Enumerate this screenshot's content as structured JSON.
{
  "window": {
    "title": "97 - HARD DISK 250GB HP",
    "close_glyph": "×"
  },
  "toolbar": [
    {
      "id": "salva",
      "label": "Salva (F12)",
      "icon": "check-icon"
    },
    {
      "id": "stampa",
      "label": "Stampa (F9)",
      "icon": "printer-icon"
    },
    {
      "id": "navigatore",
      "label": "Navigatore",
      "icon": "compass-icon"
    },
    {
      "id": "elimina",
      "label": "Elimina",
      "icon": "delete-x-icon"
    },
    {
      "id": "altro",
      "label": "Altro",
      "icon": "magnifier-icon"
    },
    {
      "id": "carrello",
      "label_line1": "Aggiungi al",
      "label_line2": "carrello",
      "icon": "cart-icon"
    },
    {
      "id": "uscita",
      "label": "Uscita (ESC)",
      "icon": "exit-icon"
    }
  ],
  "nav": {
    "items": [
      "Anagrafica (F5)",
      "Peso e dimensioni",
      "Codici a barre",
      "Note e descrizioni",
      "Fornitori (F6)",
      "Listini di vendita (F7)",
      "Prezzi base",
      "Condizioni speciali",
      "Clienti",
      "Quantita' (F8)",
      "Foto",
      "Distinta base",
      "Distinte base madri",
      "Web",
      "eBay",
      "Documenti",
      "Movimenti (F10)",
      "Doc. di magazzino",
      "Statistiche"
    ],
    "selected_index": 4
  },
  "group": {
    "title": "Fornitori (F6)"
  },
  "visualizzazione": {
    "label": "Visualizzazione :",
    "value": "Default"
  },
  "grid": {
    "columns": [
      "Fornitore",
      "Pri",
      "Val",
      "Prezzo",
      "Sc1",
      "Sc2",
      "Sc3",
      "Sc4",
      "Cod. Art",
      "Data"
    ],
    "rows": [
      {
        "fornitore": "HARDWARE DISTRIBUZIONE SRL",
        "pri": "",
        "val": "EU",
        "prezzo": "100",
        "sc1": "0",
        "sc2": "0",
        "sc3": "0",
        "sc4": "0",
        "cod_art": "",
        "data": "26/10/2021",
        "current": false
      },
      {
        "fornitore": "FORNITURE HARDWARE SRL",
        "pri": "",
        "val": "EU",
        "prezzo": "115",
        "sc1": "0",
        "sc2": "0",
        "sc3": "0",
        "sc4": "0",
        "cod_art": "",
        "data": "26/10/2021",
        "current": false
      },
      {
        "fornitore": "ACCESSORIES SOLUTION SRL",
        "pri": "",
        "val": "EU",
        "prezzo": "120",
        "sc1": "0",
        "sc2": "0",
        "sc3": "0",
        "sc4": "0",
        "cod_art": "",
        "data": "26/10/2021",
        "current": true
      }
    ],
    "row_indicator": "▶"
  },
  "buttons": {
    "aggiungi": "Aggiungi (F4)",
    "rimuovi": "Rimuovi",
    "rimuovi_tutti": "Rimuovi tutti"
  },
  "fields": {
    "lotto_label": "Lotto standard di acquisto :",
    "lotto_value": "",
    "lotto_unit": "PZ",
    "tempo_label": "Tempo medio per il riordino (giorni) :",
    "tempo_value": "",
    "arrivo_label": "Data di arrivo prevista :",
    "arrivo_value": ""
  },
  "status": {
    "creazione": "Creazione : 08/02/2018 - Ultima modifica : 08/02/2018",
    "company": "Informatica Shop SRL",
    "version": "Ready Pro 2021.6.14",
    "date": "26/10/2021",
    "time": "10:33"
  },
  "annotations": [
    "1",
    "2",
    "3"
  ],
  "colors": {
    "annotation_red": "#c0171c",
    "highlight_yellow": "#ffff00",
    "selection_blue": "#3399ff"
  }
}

◆ ◆ ◆ ◆

● **Written problem**: Emit the records above again, exactly, with no line skipped.

● **Completed task**:
Enumerate this screenshot's content as structured JSON.
{
  "window": {
    "title": "97 - HARD DISK 250GB HP",
    "close_glyph": "×"
  },
  "toolbar": [
    {
      "id": "salva",
      "label": "Salva (F12)",
      "icon": "check-icon"
    },
    {
      "id": "stampa",
      "label": "Stampa (F9)",
      "icon": "printer-icon"
    },
    {
      "id": "navigatore",
      "label": "Navigatore",
      "icon": "compass-icon"
    },
    {
      "id": "elimina",
      "label": "Elimina",
      "icon": "delete-x-icon"
    },
    {
      "id": "altro",
      "label": "Altro",
      "icon": "magnifier-icon"
    },
    {
      "id": "carrello",
      "label_line1": "Aggiungi al",
      "label_line2": "carrello",
      "icon": "cart-icon"
    },
    {
      "id": "uscita",
      "label": "Uscita (ESC)",
      "icon": "exit-icon"
    }
  ],
  "nav": {
    "items": [
      "Anagrafica (F5)",
      "Peso e dimensioni",
      "Codici a barre",
      "Note e descrizioni",
      "Fornitori (F6)",
      "Listini di vendita (F7)",
      "Prezzi base",
      "Condizioni speciali",
      "Clienti",
      "Quantita' (F8)",
      "Foto",
      "Distinta base",
      "Distinte base madri",
      "Web",
      "eBay",
      "Documenti",
      "Movimenti (F10)",
      "Doc. di magazzino",
      "Statistiche"
    ],
    "selected_index": 4
  },
  "group": {
    "title": "Fornitori (F6)"
  },
  "visualizzazione": {
    "label": "Visualizzazione :",
    "value": "Default"
  },
  "grid": {
    "columns": [
      "Fornitore",
      "Pri",
      "Val",
      "Prezzo",
      "Sc1",
      "Sc2",
      "Sc3",
      "Sc4",
      "Cod. Art",
      "Data"
    ],
    "rows": [
      {
        "fornitore": "HARDWARE DISTRIBUZIONE SRL",
        "pri": "",
        "val": "EU",
        "prezzo": "100",
        "sc1": "0",
        "sc2": "0",
        "sc3": "0",
        "sc4": "0",
        "cod_art": "",
        "data": "26/10/2021",
        "current": false
      },
      {
        "fornitore": "FORNITURE HARDWARE SRL",
        "pri": "",
        "val": "EU",
        "prezzo": "115",
        "sc1": "0",
        "sc2": "0",
        "sc3": "0",
        "sc4": "0",
        "cod_art": "",
        "data": "26/10/2021",
        "current": false
      },
      {
        "fornitore": "ACCESSORIES SOLUTION SRL",
        "pri": "",
        "val": "EU",
        "prezzo": "120",
        "sc1": "0",
        "sc2": "0",
        "sc3": "0",
        "sc4": "0",
        "cod_art": "",
        "data": "26/10/2021",
        "current": true
      }
    ],
    "row_indicator": "▶"
  },
  "buttons": {
    "aggiungi": "Aggiungi (F4)",
    "rimuovi": "Rimuovi",
    "rimuovi_tutti": "Rimuovi tutti"
  },
  "fields": {
    "lotto_label": "Lotto standard di acquisto :",
    "lotto_value": "",
    "lotto_unit": "PZ",
    "tempo_label": "Tempo medio per il riordino (giorni) :",
    "tempo_value": "",
    "arrivo_label": "Data di arrivo prevista :",
    "arrivo_value": ""
  },
  "status": {
    "creazione": "Creazione : 08/02/2018 - Ultima modifica : 08/02/2018",
    "company": "Informatica Shop SRL",
    "version": "Ready Pro 2021.6.14",
    "date": "26/10/2021",
    "time": "10:33"
  },
  "annotations": [
    "1",
    "2",
    "3"
  ],
  "colors": {
    "annotation_red": "#c0171c",
    "highlight_yellow": "#ffff00",
    "selection_blue": "#3399ff"
  }
}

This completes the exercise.